EXERCISE REQUIREMENTS | Scan the material below for the string "получения", and copy every line where it shows up.

-- Start MATERIALS PROVIDED --

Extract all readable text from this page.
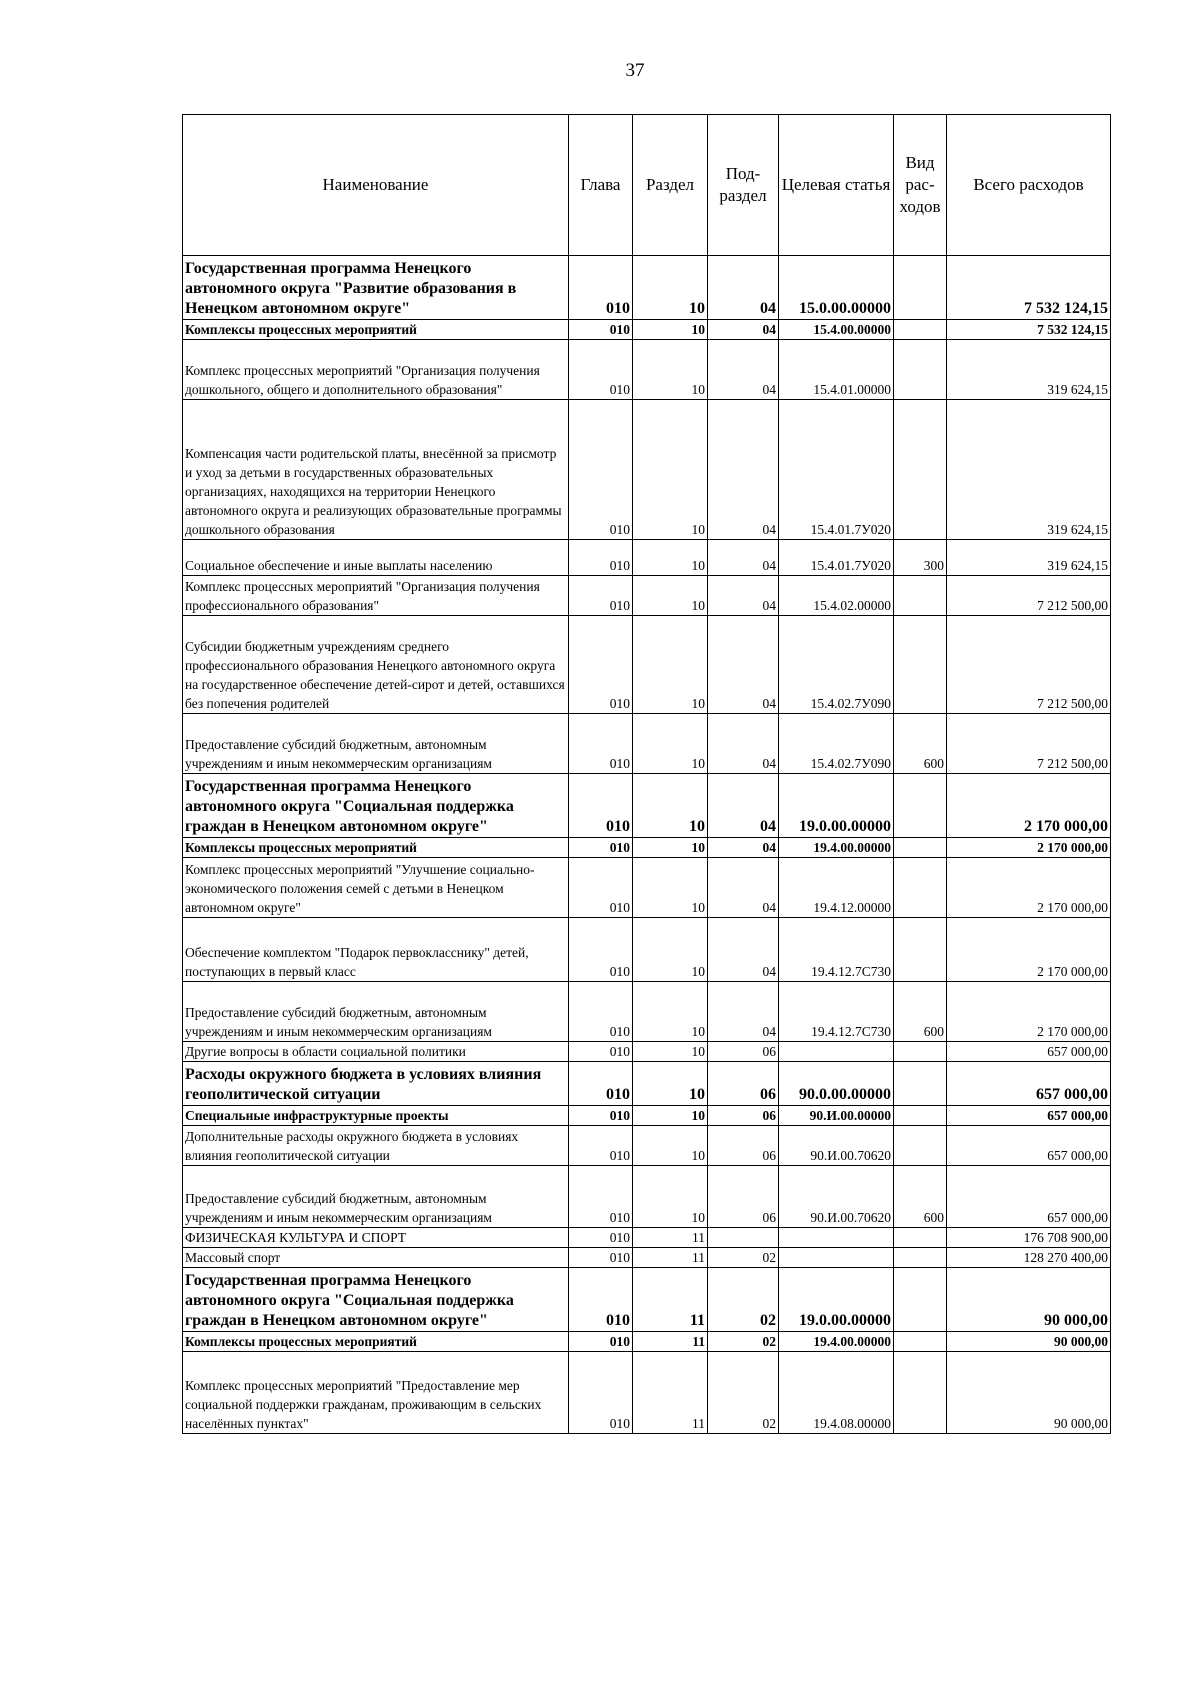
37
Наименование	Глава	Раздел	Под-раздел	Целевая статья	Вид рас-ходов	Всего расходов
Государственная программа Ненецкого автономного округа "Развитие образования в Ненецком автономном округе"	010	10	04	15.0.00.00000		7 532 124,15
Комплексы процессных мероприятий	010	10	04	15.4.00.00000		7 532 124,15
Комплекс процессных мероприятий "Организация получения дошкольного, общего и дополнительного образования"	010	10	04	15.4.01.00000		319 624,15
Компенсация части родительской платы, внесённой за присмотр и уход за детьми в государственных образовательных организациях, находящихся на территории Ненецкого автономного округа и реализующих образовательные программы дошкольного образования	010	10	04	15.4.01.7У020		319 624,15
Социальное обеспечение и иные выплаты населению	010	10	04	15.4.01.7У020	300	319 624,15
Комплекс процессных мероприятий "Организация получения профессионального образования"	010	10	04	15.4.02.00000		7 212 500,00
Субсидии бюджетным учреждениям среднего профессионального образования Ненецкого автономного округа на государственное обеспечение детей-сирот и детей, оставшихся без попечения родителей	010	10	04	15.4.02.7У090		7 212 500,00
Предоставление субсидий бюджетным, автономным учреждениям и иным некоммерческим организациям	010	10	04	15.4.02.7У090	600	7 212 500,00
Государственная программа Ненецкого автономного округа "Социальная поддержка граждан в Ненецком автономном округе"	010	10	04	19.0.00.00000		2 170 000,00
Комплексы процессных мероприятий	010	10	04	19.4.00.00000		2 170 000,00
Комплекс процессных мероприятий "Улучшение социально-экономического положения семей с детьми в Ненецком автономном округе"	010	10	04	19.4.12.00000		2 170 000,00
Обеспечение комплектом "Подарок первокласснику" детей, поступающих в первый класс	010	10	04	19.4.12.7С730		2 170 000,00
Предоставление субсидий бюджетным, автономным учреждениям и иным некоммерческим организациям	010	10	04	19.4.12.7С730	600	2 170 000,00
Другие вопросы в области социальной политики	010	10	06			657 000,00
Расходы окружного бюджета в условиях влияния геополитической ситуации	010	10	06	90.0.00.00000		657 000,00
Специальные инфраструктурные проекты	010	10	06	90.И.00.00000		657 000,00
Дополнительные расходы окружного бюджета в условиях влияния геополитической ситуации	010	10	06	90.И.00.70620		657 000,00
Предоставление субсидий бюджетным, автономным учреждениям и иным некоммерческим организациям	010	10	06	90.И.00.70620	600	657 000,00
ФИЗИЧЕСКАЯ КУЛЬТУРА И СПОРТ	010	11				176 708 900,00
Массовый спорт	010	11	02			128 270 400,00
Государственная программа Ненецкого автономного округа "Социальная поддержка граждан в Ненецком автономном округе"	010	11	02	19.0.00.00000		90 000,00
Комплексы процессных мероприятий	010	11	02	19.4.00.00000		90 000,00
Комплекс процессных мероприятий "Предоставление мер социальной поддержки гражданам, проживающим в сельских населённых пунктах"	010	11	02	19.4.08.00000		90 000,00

-- End MATERIALS PROVIDED --
-- Start MATERIALS PROVIDED --

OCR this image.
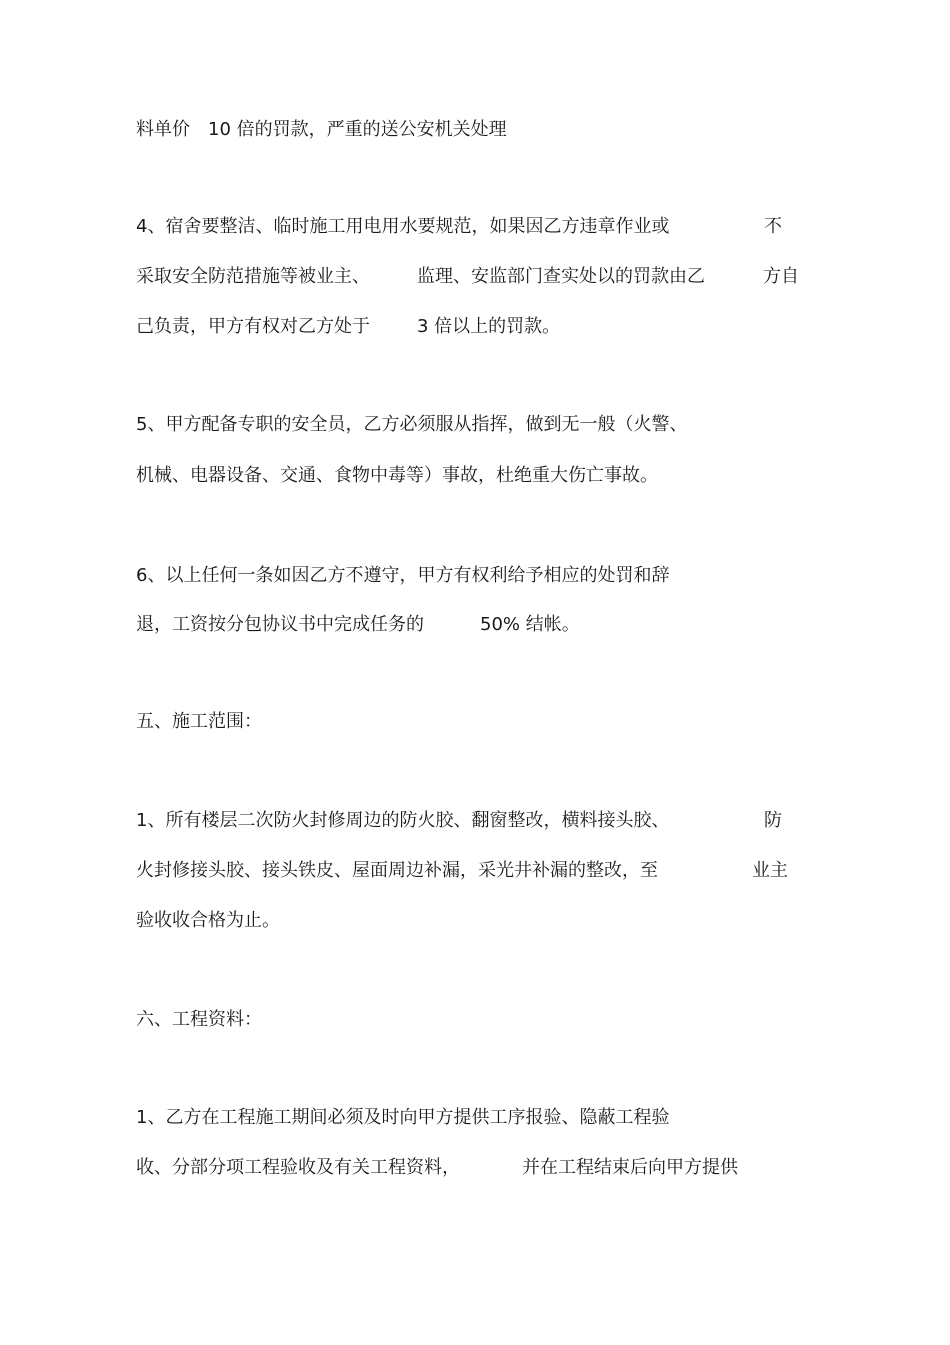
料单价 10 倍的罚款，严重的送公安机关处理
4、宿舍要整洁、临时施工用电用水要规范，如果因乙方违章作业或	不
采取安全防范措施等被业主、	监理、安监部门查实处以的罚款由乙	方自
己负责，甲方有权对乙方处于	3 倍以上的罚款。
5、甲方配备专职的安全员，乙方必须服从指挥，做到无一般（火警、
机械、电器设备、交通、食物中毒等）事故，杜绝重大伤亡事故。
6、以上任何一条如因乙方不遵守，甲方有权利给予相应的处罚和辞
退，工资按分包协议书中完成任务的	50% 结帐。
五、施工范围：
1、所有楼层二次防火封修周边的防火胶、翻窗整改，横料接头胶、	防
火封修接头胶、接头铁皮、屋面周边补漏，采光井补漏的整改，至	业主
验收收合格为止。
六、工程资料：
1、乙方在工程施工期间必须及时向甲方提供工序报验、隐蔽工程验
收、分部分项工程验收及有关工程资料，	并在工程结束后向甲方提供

-- End MATERIALS PROVIDED --
-- Start MATERIALS PROVIDED --

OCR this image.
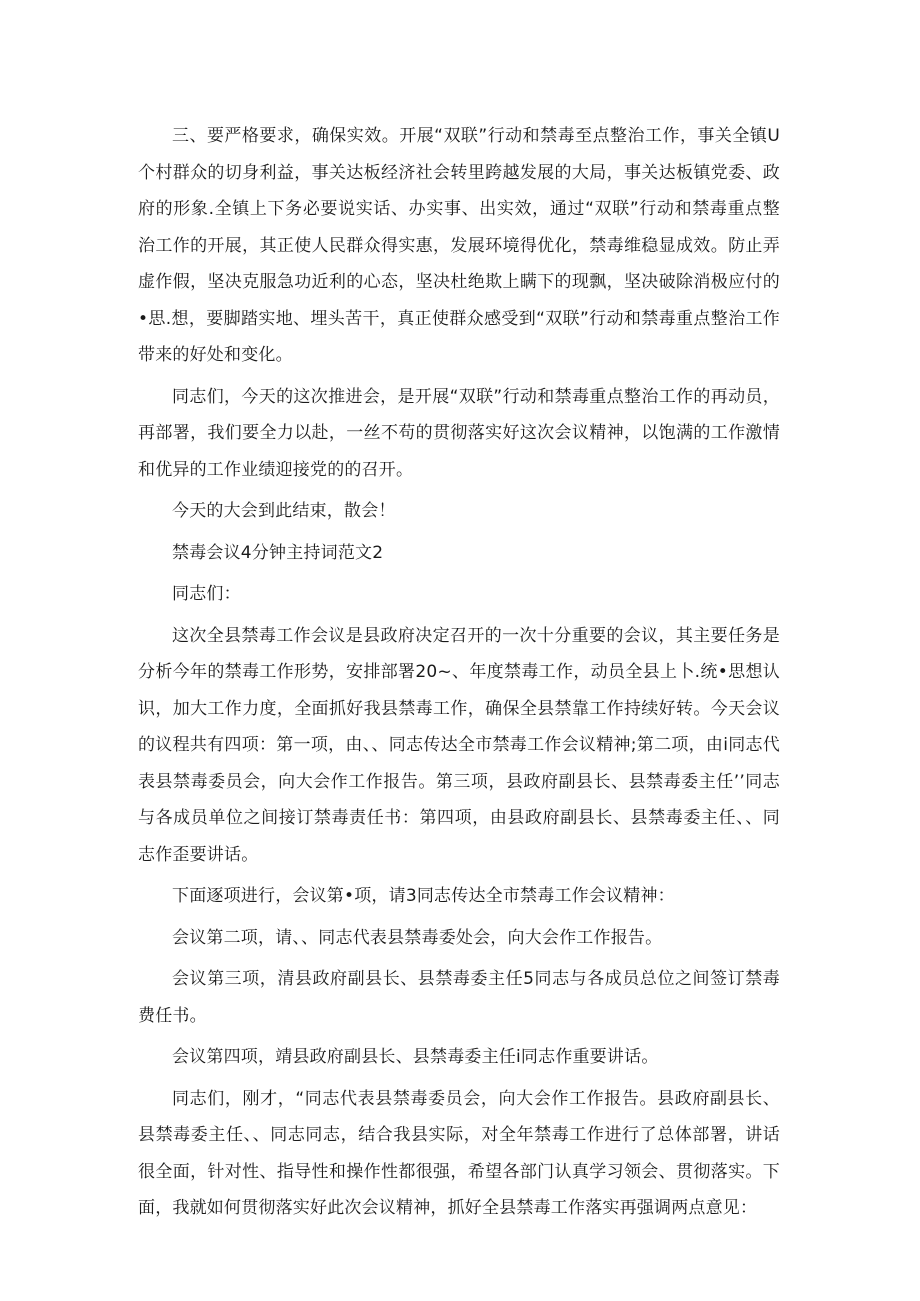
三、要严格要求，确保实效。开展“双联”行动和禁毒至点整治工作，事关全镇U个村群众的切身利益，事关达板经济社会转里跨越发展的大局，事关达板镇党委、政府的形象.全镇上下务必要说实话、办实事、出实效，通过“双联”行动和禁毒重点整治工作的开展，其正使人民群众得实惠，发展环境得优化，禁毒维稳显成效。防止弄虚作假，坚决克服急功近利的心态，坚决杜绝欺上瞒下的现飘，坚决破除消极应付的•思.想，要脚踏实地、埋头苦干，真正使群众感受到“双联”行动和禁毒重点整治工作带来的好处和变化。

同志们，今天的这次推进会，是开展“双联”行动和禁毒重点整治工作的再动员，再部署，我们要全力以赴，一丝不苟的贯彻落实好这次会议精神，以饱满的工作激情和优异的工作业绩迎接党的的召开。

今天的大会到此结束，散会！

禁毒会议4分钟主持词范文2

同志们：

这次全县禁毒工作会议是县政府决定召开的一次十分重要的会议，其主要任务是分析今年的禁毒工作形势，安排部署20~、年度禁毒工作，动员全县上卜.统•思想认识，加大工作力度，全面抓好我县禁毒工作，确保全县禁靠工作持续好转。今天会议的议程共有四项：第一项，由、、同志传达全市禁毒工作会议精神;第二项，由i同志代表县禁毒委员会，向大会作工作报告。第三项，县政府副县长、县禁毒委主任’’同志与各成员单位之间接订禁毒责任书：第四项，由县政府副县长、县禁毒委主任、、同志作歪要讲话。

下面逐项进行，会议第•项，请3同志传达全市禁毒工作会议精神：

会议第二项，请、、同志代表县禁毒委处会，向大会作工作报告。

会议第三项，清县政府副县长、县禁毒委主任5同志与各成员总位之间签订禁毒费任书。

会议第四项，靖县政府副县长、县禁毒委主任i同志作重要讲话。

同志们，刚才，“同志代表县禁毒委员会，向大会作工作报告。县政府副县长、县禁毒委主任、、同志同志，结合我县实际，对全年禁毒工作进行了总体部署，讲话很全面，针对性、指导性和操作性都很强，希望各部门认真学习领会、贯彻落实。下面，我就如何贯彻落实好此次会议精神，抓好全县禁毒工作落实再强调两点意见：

-- End MATERIALS PROVIDED --

FINISHED EXERCISE |
Комплекс процессных мероприятий "Организация получения дошкольного, общего и дополнительного образования"	010	10	04	15.4.01.00000		319 624,15
Комплекс процессных мероприятий "Организация получения профессионального образования"	010	10	04	15.4.02.00000		7 212 500,00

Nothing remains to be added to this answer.